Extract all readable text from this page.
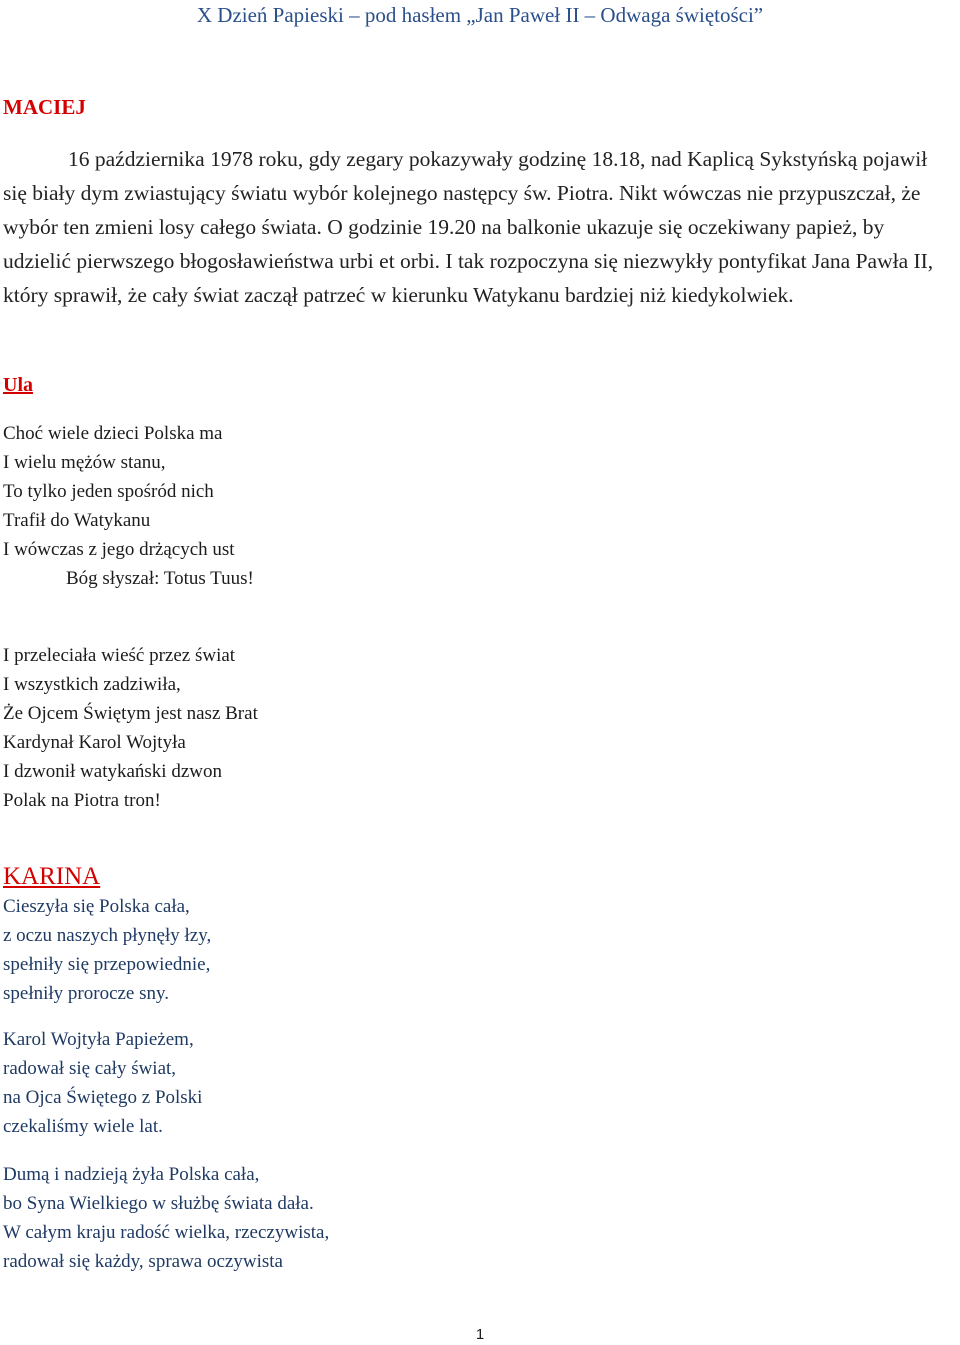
X Dzień Papieski – pod hasłem „Jan Paweł II – Odwaga świętości”
MACIEJ

16 października 1978 roku, gdy zegary pokazywały godzinę 18.18, nad Kaplicą Sykstyńską pojawił się biały dym zwiastujący światu wybór kolejnego następcy św. Piotra. Nikt wówczas nie przypuszczał, że wybór ten zmieni losy całego świata. O godzinie 19.20 na balkonie ukazuje się oczekiwany papież, by udzielić pierwszego błogosławieństwa urbi et orbi. I tak rozpoczyna się niezwykły pontyfikat Jana Pawła II, który sprawił, że cały świat zaczął patrzeć w kierunku Watykanu bardziej niż kiedykolwiek.

Ula
Choć wiele dzieci Polska ma
I wielu mężów stanu,
To tylko jeden spośród nich
Trafił do Watykanu
I wówczas z jego drżących ust
Bóg słyszał: Totus Tuus!
I przeleciała wieść przez świat
I wszystkich zadziwiła,
Że Ojcem Świętym jest nasz Brat
Kardynał Karol Wojtyła
I dzwonił watykański dzwon
Polak na Piotra tron!
KARINA
Cieszyła się Polska cała,
z oczu naszych płynęły łzy,
spełniły się przepowiednie,
spełniły prorocze sny.
Karol Wojtyła Papieżem,
radował się cały świat,
na Ojca Świętego z Polski
czekaliśmy wiele lat.
Dumą i nadzieją żyła Polska cała,
bo Syna Wielkiego w służbę świata dała.
W całym kraju radość wielka, rzeczywista,
radował się każdy, sprawa oczywista
1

■ **Task details**
Copy the material above in full and exactly, skipping pictures.

■ **Exercise answer**
Extract all readable text from this page.
X Dzień Papieski – pod hasłem „Jan Paweł II – Odwaga świętości”
MACIEJ

16 października 1978 roku, gdy zegary pokazywały godzinę 18.18, nad Kaplicą Sykstyńską pojawił się biały dym zwiastujący światu wybór kolejnego następcy św. Piotra. Nikt wówczas nie przypuszczał, że wybór ten zmieni losy całego świata. O godzinie 19.20 na balkonie ukazuje się oczekiwany papież, by udzielić pierwszego błogosławieństwa urbi et orbi. I tak rozpoczyna się niezwykły pontyfikat Jana Pawła II, który sprawił, że cały świat zaczął patrzeć w kierunku Watykanu bardziej niż kiedykolwiek.

Ula
Choć wiele dzieci Polska ma
I wielu mężów stanu,
To tylko jeden spośród nich
Trafił do Watykanu
I wówczas z jego drżących ust
Bóg słyszał: Totus Tuus!
I przeleciała wieść przez świat
I wszystkich zadziwiła,
Że Ojcem Świętym jest nasz Brat
Kardynał Karol Wojtyła
I dzwonił watykański dzwon
Polak na Piotra tron!
KARINA
Cieszyła się Polska cała,
z oczu naszych płynęły łzy,
spełniły się przepowiednie,
spełniły prorocze sny.
Karol Wojtyła Papieżem,
radował się cały świat,
na Ojca Świętego z Polski
czekaliśmy wiele lat.
Dumą i nadzieją żyła Polska cała,
bo Syna Wielkiego w służbę świata dała.
W całym kraju radość wielka, rzeczywista,
radował się każdy, sprawa oczywista
1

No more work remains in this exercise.